[作业要求] 把选读文本中的"論文最後部份有初步地將兩大主軸做整合，相信未來能對藥物篩選或基礎生命科學研究有一定程度的貢獻。"一句译成英文。

[选读文本]
━━━━━━━━━━
單細胞列印系統之設計與實現

Abstract

隨著生物科技的發展，在過去數十年中，每每都有許多的重大突破，也因此使人類更了解許多生物組織的分子網絡與交互作用，這些知識更廣泛應用於生物製藥產業或是進一步的基礎生物科學研究，然而，目前現有的生物技術往往是根據一整群的生物細胞的生命表現來做統計所得到的歸納結果，但是每一個生物細胞都有不同的基因組合，也造成了每個單細胞之間有不同的生命表現，因此，單一細胞的研究近來已經成為一項新興的研究領域，而提供操控與分析單細胞的實驗平台，正是目前極需各式新技術的發展與投入的研究領域。 本篇論文利用了雷射脫附與微流分離的技術基礎之下，希望可以為藥物篩選或基礎生命科學研究領域提供新的研究利器 。 概念由微陣列檢測為基礎出發，整合了各個不同領域的技術，包括微流體力學、光學系統以及細胞生物學，這也是第一次，細胞分離與分注兩大重要功能同時被整合於單一微流元件中，且利用雷射脫附技術，微陣列中的每一滴生物樣品可被選擇性的回收做後端分析。 論文內容分兩大主軸，第一個主軸著重在雷射脫附技術的設計與操作，當奈秒的極短雷射脈衝光衝擊吸收薄膜時，會產生極大的壓力波，並藉此將讓液體樣本脫離。第二個主軸著重在單細胞分離與分注元件之設計與操作，當單一顆細胞通過觀測區時，利用氣體與液體間不互溶的特性來將原本連續的液體樣品分離，並藉由持續供給的氣流將分離的液段推出微流元件外達到分注目的。論文最後部份有初步地將兩大主軸做整合，相信未來能對藥物篩選或基礎生命科學研究有一定程度的貢獻。
━━━━━━━━━━
[数据部分]
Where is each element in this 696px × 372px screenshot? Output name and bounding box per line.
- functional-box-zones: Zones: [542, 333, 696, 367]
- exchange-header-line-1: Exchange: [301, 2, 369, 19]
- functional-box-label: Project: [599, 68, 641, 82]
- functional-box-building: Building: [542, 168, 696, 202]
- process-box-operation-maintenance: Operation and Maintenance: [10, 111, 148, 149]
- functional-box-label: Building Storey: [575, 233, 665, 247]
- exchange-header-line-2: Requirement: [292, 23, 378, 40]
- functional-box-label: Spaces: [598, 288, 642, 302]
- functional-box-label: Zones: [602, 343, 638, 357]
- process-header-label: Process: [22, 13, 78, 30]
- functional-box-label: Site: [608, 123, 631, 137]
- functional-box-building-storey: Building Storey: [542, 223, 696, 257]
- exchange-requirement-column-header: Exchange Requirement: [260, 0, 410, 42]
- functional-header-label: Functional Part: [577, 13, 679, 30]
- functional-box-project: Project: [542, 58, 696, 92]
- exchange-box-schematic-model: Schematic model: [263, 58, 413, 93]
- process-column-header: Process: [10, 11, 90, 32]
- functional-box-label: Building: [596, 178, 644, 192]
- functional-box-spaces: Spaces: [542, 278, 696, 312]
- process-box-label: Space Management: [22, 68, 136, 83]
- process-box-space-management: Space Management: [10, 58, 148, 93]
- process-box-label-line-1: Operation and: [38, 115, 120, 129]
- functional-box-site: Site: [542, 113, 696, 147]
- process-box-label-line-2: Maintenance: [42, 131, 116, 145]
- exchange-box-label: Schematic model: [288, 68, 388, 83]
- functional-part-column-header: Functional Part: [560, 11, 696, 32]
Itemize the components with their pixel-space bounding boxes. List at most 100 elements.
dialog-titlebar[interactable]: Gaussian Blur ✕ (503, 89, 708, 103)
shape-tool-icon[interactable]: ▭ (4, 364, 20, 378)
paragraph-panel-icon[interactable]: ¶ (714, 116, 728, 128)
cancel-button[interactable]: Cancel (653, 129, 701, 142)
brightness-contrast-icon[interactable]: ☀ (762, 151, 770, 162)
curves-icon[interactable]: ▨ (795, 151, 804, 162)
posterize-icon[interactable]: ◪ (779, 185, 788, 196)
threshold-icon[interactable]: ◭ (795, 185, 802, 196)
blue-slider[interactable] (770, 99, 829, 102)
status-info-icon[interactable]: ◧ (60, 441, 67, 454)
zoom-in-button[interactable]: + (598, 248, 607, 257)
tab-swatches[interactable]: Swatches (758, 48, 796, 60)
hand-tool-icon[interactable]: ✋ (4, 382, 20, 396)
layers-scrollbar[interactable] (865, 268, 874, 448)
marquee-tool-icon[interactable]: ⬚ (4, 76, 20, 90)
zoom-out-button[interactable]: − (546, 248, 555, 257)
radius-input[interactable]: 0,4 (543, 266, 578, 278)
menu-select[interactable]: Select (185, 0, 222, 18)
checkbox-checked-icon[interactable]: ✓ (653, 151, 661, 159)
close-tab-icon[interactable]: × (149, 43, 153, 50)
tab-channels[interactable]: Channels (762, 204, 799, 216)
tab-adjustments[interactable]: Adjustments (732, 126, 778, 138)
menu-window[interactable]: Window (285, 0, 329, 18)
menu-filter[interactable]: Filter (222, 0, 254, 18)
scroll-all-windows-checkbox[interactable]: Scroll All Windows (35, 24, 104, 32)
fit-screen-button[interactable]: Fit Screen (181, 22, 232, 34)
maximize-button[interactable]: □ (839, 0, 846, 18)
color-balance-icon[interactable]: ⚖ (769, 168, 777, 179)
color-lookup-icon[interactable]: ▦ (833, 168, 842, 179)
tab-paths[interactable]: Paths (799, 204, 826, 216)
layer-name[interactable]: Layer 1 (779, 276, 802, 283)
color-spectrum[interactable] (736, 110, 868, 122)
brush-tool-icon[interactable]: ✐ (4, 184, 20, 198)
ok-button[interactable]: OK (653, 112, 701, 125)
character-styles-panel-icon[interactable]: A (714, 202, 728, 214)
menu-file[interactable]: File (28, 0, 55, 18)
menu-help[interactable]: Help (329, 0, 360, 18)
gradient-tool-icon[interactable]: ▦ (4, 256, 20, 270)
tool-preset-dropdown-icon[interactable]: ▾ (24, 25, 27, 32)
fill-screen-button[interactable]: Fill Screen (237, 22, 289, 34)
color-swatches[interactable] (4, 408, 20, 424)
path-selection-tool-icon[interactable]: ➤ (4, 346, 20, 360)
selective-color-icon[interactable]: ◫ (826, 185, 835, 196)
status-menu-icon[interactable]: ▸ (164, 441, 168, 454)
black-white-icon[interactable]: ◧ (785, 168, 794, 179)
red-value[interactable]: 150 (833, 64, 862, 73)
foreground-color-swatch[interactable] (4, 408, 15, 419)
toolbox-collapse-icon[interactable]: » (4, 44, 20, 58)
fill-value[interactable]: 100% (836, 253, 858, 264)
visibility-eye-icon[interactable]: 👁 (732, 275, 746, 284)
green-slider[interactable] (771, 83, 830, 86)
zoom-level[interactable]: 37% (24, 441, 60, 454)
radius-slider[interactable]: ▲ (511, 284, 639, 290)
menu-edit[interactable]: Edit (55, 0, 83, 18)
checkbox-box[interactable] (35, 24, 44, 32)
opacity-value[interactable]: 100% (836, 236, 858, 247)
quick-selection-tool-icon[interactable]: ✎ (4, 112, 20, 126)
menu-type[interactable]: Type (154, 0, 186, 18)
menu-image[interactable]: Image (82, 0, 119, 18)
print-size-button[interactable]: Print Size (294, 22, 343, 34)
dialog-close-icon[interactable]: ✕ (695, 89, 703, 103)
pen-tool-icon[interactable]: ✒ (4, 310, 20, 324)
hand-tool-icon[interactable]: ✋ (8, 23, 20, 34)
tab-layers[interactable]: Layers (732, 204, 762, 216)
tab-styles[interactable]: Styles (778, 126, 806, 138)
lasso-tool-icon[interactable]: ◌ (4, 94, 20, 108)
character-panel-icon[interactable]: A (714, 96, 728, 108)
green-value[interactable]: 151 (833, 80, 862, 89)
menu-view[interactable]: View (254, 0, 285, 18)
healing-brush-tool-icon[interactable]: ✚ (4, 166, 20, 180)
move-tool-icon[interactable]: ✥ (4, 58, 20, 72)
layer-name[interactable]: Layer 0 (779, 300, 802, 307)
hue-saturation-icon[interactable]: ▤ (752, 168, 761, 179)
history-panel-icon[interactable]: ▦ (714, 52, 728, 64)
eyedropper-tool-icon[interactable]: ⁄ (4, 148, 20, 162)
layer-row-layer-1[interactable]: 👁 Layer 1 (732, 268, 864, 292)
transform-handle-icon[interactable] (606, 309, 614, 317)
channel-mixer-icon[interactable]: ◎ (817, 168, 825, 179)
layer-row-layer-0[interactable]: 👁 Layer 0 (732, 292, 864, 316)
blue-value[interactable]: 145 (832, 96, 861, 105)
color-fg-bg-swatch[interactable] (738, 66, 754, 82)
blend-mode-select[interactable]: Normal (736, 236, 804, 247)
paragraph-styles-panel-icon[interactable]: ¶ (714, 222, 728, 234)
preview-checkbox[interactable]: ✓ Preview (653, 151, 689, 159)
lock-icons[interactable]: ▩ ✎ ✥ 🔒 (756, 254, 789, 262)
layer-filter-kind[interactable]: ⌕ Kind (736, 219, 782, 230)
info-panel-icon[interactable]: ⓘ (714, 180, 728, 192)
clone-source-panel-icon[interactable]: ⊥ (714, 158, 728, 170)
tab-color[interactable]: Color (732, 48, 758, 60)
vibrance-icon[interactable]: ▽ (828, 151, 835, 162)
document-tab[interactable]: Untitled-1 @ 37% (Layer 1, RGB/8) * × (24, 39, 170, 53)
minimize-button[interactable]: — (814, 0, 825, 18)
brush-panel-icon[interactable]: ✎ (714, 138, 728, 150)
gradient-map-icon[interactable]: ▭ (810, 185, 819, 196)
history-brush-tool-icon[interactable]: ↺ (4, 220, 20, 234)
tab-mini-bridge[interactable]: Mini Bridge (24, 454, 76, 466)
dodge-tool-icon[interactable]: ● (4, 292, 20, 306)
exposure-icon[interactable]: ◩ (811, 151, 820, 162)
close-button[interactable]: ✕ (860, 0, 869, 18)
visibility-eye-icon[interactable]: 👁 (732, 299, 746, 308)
━━━━━━━━━━
[你的解答] The final part of the thesis makes a preliminary integration of the two main themes, and it is believed that this will contribute to drug screening or basic life science research to a certain degree in the future.